Records for this exercise:
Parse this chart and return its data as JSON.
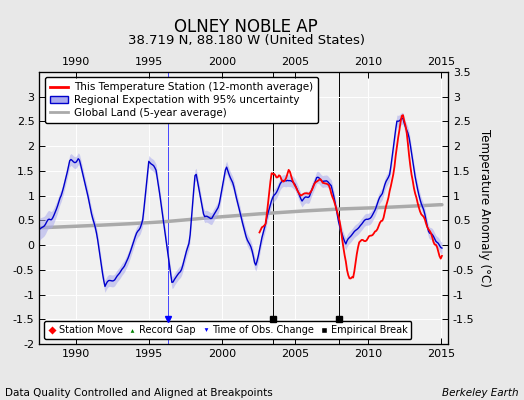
{
  "title": "OLNEY NOBLE AP",
  "subtitle": "38.719 N, 88.180 W (United States)",
  "ylabel": "Temperature Anomaly (°C)",
  "xlabel_left": "Data Quality Controlled and Aligned at Breakpoints",
  "xlabel_right": "Berkeley Earth",
  "ylim": [
    -2.0,
    3.5
  ],
  "xlim": [
    1987.5,
    2015.5
  ],
  "xticks": [
    1990,
    1995,
    2000,
    2005,
    2010,
    2015
  ],
  "yticks": [
    -2,
    -1.5,
    -1,
    -0.5,
    0,
    0.5,
    1,
    1.5,
    2,
    2.5,
    3,
    3.5
  ],
  "red_line_color": "#FF0000",
  "blue_line_color": "#0000CC",
  "blue_fill_color": "#AAAAEE",
  "gray_line_color": "#AAAAAA",
  "empirical_break_years": [
    2003.5,
    2008.0
  ],
  "obs_change_year": 1996.3,
  "background_color": "#FFFFFF",
  "plot_bg_color": "#F0F0F0",
  "grid_color": "#FFFFFF",
  "title_fontsize": 12,
  "subtitle_fontsize": 9.5,
  "tick_fontsize": 8,
  "legend_fontsize": 7.5,
  "annotation_fontsize": 7.5,
  "reg_key_t": [
    1987.5,
    1988.3,
    1989.0,
    1989.6,
    1990.2,
    1990.8,
    1991.4,
    1992.0,
    1992.7,
    1993.3,
    1994.0,
    1994.6,
    1995.0,
    1995.5,
    1996.0,
    1996.6,
    1997.2,
    1997.8,
    1998.2,
    1998.8,
    1999.3,
    1999.8,
    2000.3,
    2000.8,
    2001.3,
    2001.8,
    2002.3,
    2002.7,
    2003.1,
    2003.6,
    2004.0,
    2004.5,
    2005.0,
    2005.5,
    2006.0,
    2006.5,
    2007.0,
    2007.5,
    2008.0,
    2008.5,
    2009.0,
    2009.5,
    2010.0,
    2010.5,
    2011.0,
    2011.5,
    2012.0,
    2012.4,
    2012.8,
    2013.2,
    2013.7,
    2014.2,
    2014.7,
    2015.0
  ],
  "reg_key_v": [
    0.35,
    0.5,
    1.0,
    1.7,
    1.8,
    1.1,
    0.2,
    -0.8,
    -0.7,
    -0.5,
    0.1,
    0.6,
    1.7,
    1.5,
    0.5,
    -0.8,
    -0.5,
    0.1,
    1.5,
    0.6,
    0.5,
    0.8,
    1.6,
    1.2,
    0.6,
    0.1,
    -0.4,
    0.1,
    0.6,
    1.0,
    1.2,
    1.3,
    1.2,
    0.9,
    1.0,
    1.3,
    1.3,
    1.1,
    0.5,
    0.0,
    0.2,
    0.4,
    0.5,
    0.7,
    1.0,
    1.5,
    2.5,
    2.6,
    2.2,
    1.5,
    0.8,
    0.3,
    0.05,
    0.0
  ],
  "red_key_t": [
    2002.5,
    2003.0,
    2003.4,
    2003.8,
    2004.2,
    2004.6,
    2005.0,
    2005.4,
    2005.8,
    2006.2,
    2006.6,
    2007.0,
    2007.4,
    2007.8,
    2008.2,
    2008.6,
    2009.0,
    2009.4,
    2009.8,
    2010.2,
    2010.6,
    2011.0,
    2011.4,
    2011.8,
    2012.1,
    2012.4,
    2012.7,
    2013.0,
    2013.4,
    2013.8,
    2014.2,
    2014.7,
    2015.0
  ],
  "red_key_v": [
    0.2,
    0.4,
    1.5,
    1.4,
    1.3,
    1.5,
    1.2,
    1.0,
    1.0,
    1.1,
    1.3,
    1.3,
    1.1,
    0.8,
    0.3,
    -0.6,
    -0.65,
    0.0,
    0.1,
    0.2,
    0.3,
    0.5,
    0.9,
    1.5,
    2.3,
    2.65,
    2.2,
    1.5,
    0.9,
    0.5,
    0.2,
    0.0,
    -0.25
  ],
  "gl_key_t": [
    1987.5,
    1990,
    1993,
    1996,
    1999,
    2002,
    2005,
    2008,
    2011,
    2014,
    2015
  ],
  "gl_key_v": [
    0.35,
    0.38,
    0.42,
    0.47,
    0.55,
    0.62,
    0.68,
    0.73,
    0.76,
    0.8,
    0.82
  ]
}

Written instruction: Return the records exactly. Don't carry the pictures over.

Exercise response:
Parse this chart and return its data as JSON.
{
  "title": "OLNEY NOBLE AP",
  "subtitle": "38.719 N, 88.180 W (United States)",
  "ylabel": "Temperature Anomaly (°C)",
  "xlabel_left": "Data Quality Controlled and Aligned at Breakpoints",
  "xlabel_right": "Berkeley Earth",
  "ylim": [
    -2.0,
    3.5
  ],
  "xlim": [
    1987.5,
    2015.5
  ],
  "xticks": [
    1990,
    1995,
    2000,
    2005,
    2010,
    2015
  ],
  "yticks": [
    -2,
    -1.5,
    -1,
    -0.5,
    0,
    0.5,
    1,
    1.5,
    2,
    2.5,
    3,
    3.5
  ],
  "red_line_color": "#FF0000",
  "blue_line_color": "#0000CC",
  "blue_fill_color": "#AAAAEE",
  "gray_line_color": "#AAAAAA",
  "empirical_break_years": [
    2003.5,
    2008.0
  ],
  "obs_change_year": 1996.3,
  "background_color": "#FFFFFF",
  "plot_bg_color": "#F0F0F0",
  "grid_color": "#FFFFFF",
  "title_fontsize": 12,
  "subtitle_fontsize": 9.5,
  "tick_fontsize": 8,
  "legend_fontsize": 7.5,
  "annotation_fontsize": 7.5,
  "reg_key_t": [
    1987.5,
    1988.3,
    1989.0,
    1989.6,
    1990.2,
    1990.8,
    1991.4,
    1992.0,
    1992.7,
    1993.3,
    1994.0,
    1994.6,
    1995.0,
    1995.5,
    1996.0,
    1996.6,
    1997.2,
    1997.8,
    1998.2,
    1998.8,
    1999.3,
    1999.8,
    2000.3,
    2000.8,
    2001.3,
    2001.8,
    2002.3,
    2002.7,
    2003.1,
    2003.6,
    2004.0,
    2004.5,
    2005.0,
    2005.5,
    2006.0,
    2006.5,
    2007.0,
    2007.5,
    2008.0,
    2008.5,
    2009.0,
    2009.5,
    2010.0,
    2010.5,
    2011.0,
    2011.5,
    2012.0,
    2012.4,
    2012.8,
    2013.2,
    2013.7,
    2014.2,
    2014.7,
    2015.0
  ],
  "reg_key_v": [
    0.35,
    0.5,
    1.0,
    1.7,
    1.8,
    1.1,
    0.2,
    -0.8,
    -0.7,
    -0.5,
    0.1,
    0.6,
    1.7,
    1.5,
    0.5,
    -0.8,
    -0.5,
    0.1,
    1.5,
    0.6,
    0.5,
    0.8,
    1.6,
    1.2,
    0.6,
    0.1,
    -0.4,
    0.1,
    0.6,
    1.0,
    1.2,
    1.3,
    1.2,
    0.9,
    1.0,
    1.3,
    1.3,
    1.1,
    0.5,
    0.0,
    0.2,
    0.4,
    0.5,
    0.7,
    1.0,
    1.5,
    2.5,
    2.6,
    2.2,
    1.5,
    0.8,
    0.3,
    0.05,
    0.0
  ],
  "red_key_t": [
    2002.5,
    2003.0,
    2003.4,
    2003.8,
    2004.2,
    2004.6,
    2005.0,
    2005.4,
    2005.8,
    2006.2,
    2006.6,
    2007.0,
    2007.4,
    2007.8,
    2008.2,
    2008.6,
    2009.0,
    2009.4,
    2009.8,
    2010.2,
    2010.6,
    2011.0,
    2011.4,
    2011.8,
    2012.1,
    2012.4,
    2012.7,
    2013.0,
    2013.4,
    2013.8,
    2014.2,
    2014.7,
    2015.0
  ],
  "red_key_v": [
    0.2,
    0.4,
    1.5,
    1.4,
    1.3,
    1.5,
    1.2,
    1.0,
    1.0,
    1.1,
    1.3,
    1.3,
    1.1,
    0.8,
    0.3,
    -0.6,
    -0.65,
    0.0,
    0.1,
    0.2,
    0.3,
    0.5,
    0.9,
    1.5,
    2.3,
    2.65,
    2.2,
    1.5,
    0.9,
    0.5,
    0.2,
    0.0,
    -0.25
  ],
  "gl_key_t": [
    1987.5,
    1990,
    1993,
    1996,
    1999,
    2002,
    2005,
    2008,
    2011,
    2014,
    2015
  ],
  "gl_key_v": [
    0.35,
    0.38,
    0.42,
    0.47,
    0.55,
    0.62,
    0.68,
    0.73,
    0.76,
    0.8,
    0.82
  ]
}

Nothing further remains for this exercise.